• _WHAT YOU HAVE TO DO_:
Give back the entire listing that follows, exactly.

• _GIVEN DATA_:
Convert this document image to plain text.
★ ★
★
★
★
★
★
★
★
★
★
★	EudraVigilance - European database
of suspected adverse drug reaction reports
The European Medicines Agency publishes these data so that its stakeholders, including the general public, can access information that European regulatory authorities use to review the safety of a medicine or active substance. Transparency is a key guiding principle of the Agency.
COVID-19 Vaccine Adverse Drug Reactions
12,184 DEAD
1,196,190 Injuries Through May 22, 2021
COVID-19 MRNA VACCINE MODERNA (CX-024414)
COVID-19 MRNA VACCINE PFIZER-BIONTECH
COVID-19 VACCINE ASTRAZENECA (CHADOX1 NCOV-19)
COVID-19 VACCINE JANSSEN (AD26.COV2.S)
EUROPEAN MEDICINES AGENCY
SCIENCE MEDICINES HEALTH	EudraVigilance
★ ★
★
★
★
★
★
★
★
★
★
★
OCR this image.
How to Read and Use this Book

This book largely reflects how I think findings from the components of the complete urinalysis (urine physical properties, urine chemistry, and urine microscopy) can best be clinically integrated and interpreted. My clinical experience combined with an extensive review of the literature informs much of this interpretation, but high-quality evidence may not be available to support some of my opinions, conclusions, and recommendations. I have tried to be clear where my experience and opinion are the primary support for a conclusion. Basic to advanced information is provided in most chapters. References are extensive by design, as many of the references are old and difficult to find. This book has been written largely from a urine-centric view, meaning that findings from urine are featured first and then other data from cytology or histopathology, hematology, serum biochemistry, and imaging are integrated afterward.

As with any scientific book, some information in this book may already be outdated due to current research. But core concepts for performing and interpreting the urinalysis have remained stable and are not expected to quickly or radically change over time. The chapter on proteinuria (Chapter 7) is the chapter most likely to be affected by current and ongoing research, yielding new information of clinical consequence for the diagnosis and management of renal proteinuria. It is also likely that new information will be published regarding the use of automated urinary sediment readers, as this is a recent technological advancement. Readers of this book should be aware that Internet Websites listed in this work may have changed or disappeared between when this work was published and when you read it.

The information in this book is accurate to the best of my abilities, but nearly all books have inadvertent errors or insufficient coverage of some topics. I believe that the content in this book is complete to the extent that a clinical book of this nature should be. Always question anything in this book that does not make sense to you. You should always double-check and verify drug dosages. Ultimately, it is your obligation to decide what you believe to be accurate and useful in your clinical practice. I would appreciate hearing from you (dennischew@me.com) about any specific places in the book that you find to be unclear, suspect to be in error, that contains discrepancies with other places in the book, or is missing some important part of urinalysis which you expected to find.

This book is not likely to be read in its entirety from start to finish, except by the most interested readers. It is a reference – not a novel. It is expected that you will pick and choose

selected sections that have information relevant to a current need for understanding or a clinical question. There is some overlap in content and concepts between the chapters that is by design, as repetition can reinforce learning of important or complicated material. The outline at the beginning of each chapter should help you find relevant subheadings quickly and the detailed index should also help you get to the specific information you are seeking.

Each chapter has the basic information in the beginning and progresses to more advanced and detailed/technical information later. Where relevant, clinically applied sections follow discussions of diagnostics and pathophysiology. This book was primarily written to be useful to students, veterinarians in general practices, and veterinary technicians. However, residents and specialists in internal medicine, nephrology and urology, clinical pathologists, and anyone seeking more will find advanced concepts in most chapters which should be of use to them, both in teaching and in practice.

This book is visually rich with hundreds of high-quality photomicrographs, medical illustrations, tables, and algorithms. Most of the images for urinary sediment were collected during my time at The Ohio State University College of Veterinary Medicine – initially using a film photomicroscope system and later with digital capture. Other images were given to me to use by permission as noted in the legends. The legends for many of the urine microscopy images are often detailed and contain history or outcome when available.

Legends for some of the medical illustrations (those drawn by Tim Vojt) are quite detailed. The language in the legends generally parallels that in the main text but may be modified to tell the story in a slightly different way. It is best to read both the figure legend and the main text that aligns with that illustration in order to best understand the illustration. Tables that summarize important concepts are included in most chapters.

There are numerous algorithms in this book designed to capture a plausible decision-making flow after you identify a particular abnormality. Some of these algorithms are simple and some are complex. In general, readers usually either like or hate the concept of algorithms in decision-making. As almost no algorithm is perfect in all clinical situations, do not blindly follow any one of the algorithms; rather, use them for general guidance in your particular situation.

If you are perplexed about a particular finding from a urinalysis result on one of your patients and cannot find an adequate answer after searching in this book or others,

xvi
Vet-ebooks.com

• _EXPECTED OUTPUT_:
Convert this document image to plain text.
★ ★
★
★
★
★
★
★
★
★
★
★	EudraVigilance - European database
of suspected adverse drug reaction reports
The European Medicines Agency publishes these data so that its stakeholders, including the general public, can access information that European regulatory authorities use to review the safety of a medicine or active substance. Transparency is a key guiding principle of the Agency.
COVID-19 Vaccine Adverse Drug Reactions
12,184 DEAD
1,196,190 Injuries Through May 22, 2021
COVID-19 MRNA VACCINE MODERNA (CX-024414)
COVID-19 MRNA VACCINE PFIZER-BIONTECH
COVID-19 VACCINE ASTRAZENECA (CHADOX1 NCOV-19)
COVID-19 VACCINE JANSSEN (AD26.COV2.S)
EUROPEAN MEDICINES AGENCY
SCIENCE MEDICINES HEALTH	EudraVigilance
★ ★
★
★
★
★
★
★
★
★
★
★
OCR this image.
How to Read and Use this Book

This book largely reflects how I think findings from the components of the complete urinalysis (urine physical properties, urine chemistry, and urine microscopy) can best be clinically integrated and interpreted. My clinical experience combined with an extensive review of the literature informs much of this interpretation, but high-quality evidence may not be available to support some of my opinions, conclusions, and recommendations. I have tried to be clear where my experience and opinion are the primary support for a conclusion. Basic to advanced information is provided in most chapters. References are extensive by design, as many of the references are old and difficult to find. This book has been written largely from a urine-centric view, meaning that findings from urine are featured first and then other data from cytology or histopathology, hematology, serum biochemistry, and imaging are integrated afterward.

As with any scientific book, some information in this book may already be outdated due to current research. But core concepts for performing and interpreting the urinalysis have remained stable and are not expected to quickly or radically change over time. The chapter on proteinuria (Chapter 7) is the chapter most likely to be affected by current and ongoing research, yielding new information of clinical consequence for the diagnosis and management of renal proteinuria. It is also likely that new information will be published regarding the use of automated urinary sediment readers, as this is a recent technological advancement. Readers of this book should be aware that Internet Websites listed in this work may have changed or disappeared between when this work was published and when you read it.

The information in this book is accurate to the best of my abilities, but nearly all books have inadvertent errors or insufficient coverage of some topics. I believe that the content in this book is complete to the extent that a clinical book of this nature should be. Always question anything in this book that does not make sense to you. You should always double-check and verify drug dosages. Ultimately, it is your obligation to decide what you believe to be accurate and useful in your clinical practice. I would appreciate hearing from you (dennischew@me.com) about any specific places in the book that you find to be unclear, suspect to be in error, that contains discrepancies with other places in the book, or is missing some important part of urinalysis which you expected to find.

This book is not likely to be read in its entirety from start to finish, except by the most interested readers. It is a reference – not a novel. It is expected that you will pick and choose

selected sections that have information relevant to a current need for understanding or a clinical question. There is some overlap in content and concepts between the chapters that is by design, as repetition can reinforce learning of important or complicated material. The outline at the beginning of each chapter should help you find relevant subheadings quickly and the detailed index should also help you get to the specific information you are seeking.

Each chapter has the basic information in the beginning and progresses to more advanced and detailed/technical information later. Where relevant, clinically applied sections follow discussions of diagnostics and pathophysiology. This book was primarily written to be useful to students, veterinarians in general practices, and veterinary technicians. However, residents and specialists in internal medicine, nephrology and urology, clinical pathologists, and anyone seeking more will find advanced concepts in most chapters which should be of use to them, both in teaching and in practice.

This book is visually rich with hundreds of high-quality photomicrographs, medical illustrations, tables, and algorithms. Most of the images for urinary sediment were collected during my time at The Ohio State University College of Veterinary Medicine – initially using a film photomicroscope system and later with digital capture. Other images were given to me to use by permission as noted in the legends. The legends for many of the urine microscopy images are often detailed and contain history or outcome when available.

Legends for some of the medical illustrations (those drawn by Tim Vojt) are quite detailed. The language in the legends generally parallels that in the main text but may be modified to tell the story in a slightly different way. It is best to read both the figure legend and the main text that aligns with that illustration in order to best understand the illustration. Tables that summarize important concepts are included in most chapters.

There are numerous algorithms in this book designed to capture a plausible decision-making flow after you identify a particular abnormality. Some of these algorithms are simple and some are complex. In general, readers usually either like or hate the concept of algorithms in decision-making. As almost no algorithm is perfect in all clinical situations, do not blindly follow any one of the algorithms; rather, use them for general guidance in your particular situation.

If you are perplexed about a particular finding from a urinalysis result on one of your patients and cannot find an adequate answer after searching in this book or others,

xvi
Vet-ebooks.com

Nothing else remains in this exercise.